Dataset records:
——————————

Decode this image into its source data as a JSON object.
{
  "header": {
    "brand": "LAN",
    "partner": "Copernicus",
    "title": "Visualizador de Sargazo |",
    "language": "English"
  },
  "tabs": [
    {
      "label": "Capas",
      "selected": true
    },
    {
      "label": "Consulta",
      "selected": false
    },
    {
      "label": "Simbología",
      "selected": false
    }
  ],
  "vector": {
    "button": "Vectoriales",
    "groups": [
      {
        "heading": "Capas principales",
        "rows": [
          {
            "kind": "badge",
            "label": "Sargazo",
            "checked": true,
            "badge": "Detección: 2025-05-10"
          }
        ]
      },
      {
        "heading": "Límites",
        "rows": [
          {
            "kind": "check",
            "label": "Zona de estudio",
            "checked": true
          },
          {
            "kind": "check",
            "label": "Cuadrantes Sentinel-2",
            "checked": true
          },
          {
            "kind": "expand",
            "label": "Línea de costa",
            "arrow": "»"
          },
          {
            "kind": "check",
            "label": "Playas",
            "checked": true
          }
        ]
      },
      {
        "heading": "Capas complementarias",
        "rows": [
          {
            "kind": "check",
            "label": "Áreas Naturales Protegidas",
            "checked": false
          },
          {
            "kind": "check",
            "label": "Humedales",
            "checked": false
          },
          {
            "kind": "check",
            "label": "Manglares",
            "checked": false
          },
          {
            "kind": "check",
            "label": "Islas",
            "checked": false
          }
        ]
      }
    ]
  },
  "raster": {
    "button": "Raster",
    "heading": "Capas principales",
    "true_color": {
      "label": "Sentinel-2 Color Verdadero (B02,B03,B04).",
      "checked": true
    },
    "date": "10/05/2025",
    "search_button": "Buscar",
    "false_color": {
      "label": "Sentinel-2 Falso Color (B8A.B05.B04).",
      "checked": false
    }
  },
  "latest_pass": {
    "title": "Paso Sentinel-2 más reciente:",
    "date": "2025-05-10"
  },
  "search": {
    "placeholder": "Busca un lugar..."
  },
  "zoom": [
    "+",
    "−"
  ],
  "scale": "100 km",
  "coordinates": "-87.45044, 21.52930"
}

——————————

Exercise task: All of the data needs to be reproduced exactly, with no line missing.

Final answer:
Decode this image into its source data as a JSON object.
{
  "header": {
    "brand": "LAN",
    "partner": "Copernicus",
    "title": "Visualizador de Sargazo |",
    "language": "English"
  },
  "tabs": [
    {
      "label": "Capas",
      "selected": true
    },
    {
      "label": "Consulta",
      "selected": false
    },
    {
      "label": "Simbología",
      "selected": false
    }
  ],
  "vector": {
    "button": "Vectoriales",
    "groups": [
      {
        "heading": "Capas principales",
        "rows": [
          {
            "kind": "badge",
            "label": "Sargazo",
            "checked": true,
            "badge": "Detección: 2025-05-10"
          }
        ]
      },
      {
        "heading": "Límites",
        "rows": [
          {
            "kind": "check",
            "label": "Zona de estudio",
            "checked": true
          },
          {
            "kind": "check",
            "label": "Cuadrantes Sentinel-2",
            "checked": true
          },
          {
            "kind": "expand",
            "label": "Línea de costa",
            "arrow": "»"
          },
          {
            "kind": "check",
            "label": "Playas",
            "checked": true
          }
        ]
      },
      {
        "heading": "Capas complementarias",
        "rows": [
          {
            "kind": "check",
            "label": "Áreas Naturales Protegidas",
            "checked": false
          },
          {
            "kind": "check",
            "label": "Humedales",
            "checked": false
          },
          {
            "kind": "check",
            "label": "Manglares",
            "checked": false
          },
          {
            "kind": "check",
            "label": "Islas",
            "checked": false
          }
        ]
      }
    ]
  },
  "raster": {
    "button": "Raster",
    "heading": "Capas principales",
    "true_color": {
      "label": "Sentinel-2 Color Verdadero (B02,B03,B04).",
      "checked": true
    },
    "date": "10/05/2025",
    "search_button": "Buscar",
    "false_color": {
      "label": "Sentinel-2 Falso Color (B8A.B05.B04).",
      "checked": false
    }
  },
  "latest_pass": {
    "title": "Paso Sentinel-2 más reciente:",
    "date": "2025-05-10"
  },
  "search": {
    "placeholder": "Busca un lugar..."
  },
  "zoom": [
    "+",
    "−"
  ],
  "scale": "100 km",
  "coordinates": "-87.45044, 21.52930"
}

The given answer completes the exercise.